Exercise aim: Report how many lines of these entries hold the string "coordinate"; reply with the number alone.

Raw records:

— start —

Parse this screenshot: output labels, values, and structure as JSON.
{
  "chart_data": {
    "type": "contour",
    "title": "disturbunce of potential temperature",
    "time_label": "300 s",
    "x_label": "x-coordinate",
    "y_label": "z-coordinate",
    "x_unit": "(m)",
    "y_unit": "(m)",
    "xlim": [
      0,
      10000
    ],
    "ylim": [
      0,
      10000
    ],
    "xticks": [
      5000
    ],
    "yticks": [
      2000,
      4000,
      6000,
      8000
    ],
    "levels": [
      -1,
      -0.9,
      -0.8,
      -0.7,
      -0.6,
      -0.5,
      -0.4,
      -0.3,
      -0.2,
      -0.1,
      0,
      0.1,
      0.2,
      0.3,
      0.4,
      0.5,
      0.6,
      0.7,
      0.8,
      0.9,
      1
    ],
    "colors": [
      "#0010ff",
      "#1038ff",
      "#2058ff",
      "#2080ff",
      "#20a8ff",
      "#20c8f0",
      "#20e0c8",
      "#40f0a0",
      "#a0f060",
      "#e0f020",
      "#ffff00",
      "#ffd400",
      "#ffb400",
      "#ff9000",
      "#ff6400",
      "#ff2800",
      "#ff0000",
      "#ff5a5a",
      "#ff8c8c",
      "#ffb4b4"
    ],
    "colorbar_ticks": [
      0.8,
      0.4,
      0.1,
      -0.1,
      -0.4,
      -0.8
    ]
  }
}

— end —

Solution to this task: 2